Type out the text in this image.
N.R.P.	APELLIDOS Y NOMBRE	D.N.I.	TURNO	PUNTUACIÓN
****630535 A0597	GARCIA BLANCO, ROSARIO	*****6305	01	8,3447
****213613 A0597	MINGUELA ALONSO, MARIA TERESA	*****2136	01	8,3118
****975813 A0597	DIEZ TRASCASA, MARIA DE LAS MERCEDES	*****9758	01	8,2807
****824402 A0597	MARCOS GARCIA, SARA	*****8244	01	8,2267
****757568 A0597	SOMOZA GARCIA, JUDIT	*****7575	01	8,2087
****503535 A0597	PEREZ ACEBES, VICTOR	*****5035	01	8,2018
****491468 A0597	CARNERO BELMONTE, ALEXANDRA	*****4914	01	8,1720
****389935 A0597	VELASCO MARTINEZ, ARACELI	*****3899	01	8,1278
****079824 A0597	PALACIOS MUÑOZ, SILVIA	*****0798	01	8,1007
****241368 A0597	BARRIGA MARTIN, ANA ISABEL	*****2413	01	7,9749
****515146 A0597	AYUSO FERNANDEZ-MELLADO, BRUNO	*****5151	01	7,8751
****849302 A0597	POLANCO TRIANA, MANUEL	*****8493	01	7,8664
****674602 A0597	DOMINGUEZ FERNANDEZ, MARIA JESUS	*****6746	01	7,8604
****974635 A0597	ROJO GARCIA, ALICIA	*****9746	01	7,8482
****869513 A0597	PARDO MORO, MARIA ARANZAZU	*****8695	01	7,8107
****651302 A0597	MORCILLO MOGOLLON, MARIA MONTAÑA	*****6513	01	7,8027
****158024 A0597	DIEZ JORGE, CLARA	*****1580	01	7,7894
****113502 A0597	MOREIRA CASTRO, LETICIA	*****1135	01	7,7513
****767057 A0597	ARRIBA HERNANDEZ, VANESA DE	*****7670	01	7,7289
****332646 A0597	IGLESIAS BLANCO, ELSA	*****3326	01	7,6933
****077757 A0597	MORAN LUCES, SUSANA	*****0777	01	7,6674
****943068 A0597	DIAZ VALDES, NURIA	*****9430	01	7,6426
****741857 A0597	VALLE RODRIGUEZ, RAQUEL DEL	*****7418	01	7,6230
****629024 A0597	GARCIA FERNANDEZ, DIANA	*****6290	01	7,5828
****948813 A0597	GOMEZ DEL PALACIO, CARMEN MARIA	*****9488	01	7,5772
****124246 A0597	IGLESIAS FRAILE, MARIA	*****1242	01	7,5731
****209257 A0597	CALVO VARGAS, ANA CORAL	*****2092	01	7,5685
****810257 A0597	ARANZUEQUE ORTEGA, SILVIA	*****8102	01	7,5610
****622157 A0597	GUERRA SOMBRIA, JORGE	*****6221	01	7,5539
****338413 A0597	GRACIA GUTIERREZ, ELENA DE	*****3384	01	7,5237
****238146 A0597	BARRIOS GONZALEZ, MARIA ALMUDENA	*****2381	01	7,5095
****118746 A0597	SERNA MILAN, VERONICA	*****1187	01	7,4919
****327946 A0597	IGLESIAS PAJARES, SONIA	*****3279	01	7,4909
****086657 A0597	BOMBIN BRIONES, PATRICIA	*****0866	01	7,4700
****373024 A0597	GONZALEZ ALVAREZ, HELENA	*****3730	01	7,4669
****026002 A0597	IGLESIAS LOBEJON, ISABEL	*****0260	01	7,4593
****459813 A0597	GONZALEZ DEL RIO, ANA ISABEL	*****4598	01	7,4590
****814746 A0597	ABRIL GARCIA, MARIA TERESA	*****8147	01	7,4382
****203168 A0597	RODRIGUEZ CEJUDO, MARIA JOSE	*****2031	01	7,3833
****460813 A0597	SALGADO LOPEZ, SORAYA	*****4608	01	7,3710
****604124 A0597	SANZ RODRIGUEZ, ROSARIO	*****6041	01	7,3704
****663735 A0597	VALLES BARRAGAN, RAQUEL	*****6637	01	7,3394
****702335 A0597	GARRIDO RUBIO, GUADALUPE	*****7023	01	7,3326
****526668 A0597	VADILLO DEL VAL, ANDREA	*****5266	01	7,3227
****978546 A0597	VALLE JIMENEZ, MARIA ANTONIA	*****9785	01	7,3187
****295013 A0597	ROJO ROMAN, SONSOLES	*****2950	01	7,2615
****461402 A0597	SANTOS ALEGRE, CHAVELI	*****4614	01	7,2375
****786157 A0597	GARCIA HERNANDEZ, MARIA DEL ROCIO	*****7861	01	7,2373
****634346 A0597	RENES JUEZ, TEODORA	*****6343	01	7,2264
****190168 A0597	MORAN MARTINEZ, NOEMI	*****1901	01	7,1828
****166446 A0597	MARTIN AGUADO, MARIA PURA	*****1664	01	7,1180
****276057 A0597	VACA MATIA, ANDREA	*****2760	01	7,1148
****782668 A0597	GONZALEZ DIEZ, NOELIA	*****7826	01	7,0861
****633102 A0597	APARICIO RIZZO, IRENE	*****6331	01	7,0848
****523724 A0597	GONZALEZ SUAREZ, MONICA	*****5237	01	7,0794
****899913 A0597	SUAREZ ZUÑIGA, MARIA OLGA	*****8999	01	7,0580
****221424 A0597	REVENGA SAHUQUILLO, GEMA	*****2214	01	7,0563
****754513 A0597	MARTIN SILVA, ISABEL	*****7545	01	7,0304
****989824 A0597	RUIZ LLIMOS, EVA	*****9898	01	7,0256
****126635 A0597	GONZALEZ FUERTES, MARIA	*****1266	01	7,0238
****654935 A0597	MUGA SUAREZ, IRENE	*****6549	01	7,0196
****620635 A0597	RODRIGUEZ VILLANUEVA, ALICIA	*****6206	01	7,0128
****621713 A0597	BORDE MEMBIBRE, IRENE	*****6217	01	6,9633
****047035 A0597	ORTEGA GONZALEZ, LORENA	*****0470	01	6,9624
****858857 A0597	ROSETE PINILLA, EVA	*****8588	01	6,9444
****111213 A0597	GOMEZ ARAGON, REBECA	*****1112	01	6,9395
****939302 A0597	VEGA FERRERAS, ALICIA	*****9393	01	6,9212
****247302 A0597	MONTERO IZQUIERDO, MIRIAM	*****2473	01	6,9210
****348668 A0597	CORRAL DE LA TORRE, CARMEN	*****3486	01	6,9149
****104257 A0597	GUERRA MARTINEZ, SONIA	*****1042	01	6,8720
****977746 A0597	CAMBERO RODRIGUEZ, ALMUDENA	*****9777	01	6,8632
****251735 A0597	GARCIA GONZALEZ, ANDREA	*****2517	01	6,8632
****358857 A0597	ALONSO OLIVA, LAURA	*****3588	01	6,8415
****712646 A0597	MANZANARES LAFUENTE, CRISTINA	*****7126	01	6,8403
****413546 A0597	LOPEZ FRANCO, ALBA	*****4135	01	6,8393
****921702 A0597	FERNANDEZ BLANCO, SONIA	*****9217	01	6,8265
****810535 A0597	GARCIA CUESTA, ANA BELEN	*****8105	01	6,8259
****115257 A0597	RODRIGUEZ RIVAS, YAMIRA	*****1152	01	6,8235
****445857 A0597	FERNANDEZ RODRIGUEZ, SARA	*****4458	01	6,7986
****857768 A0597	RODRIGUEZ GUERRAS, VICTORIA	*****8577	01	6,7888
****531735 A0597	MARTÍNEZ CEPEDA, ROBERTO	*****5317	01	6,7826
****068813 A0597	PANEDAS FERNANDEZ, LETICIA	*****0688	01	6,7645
################
Task directions — Take every line from the data that contains the word "CARMEN".

Finished task —
****948813 A0597	GOMEZ DEL PALACIO, CARMEN MARIA	*****9488	01	7,5772
****348668 A0597	CORRAL DE LA TORRE, CARMEN	*****3486	01	6,9149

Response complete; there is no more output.